Given task: Find each line holding "slovou" and copy it out.

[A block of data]
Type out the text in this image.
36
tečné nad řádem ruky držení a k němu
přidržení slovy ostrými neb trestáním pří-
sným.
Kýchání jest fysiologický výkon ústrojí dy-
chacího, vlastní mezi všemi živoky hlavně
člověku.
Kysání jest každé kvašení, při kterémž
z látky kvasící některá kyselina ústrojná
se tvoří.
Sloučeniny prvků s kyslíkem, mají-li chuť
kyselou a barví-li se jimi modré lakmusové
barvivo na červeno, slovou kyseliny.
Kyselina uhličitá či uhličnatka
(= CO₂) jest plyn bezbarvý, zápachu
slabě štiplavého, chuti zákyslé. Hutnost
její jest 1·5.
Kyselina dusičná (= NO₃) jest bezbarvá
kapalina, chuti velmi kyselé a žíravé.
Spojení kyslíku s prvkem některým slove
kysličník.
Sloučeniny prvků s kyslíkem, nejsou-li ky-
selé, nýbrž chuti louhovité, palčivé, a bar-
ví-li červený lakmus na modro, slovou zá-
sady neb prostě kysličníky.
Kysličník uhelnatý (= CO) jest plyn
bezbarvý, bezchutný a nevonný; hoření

Output below:
barvivo na červeno, slovou kyseliny.
ví-li červený lakmus na modro, slovou zá-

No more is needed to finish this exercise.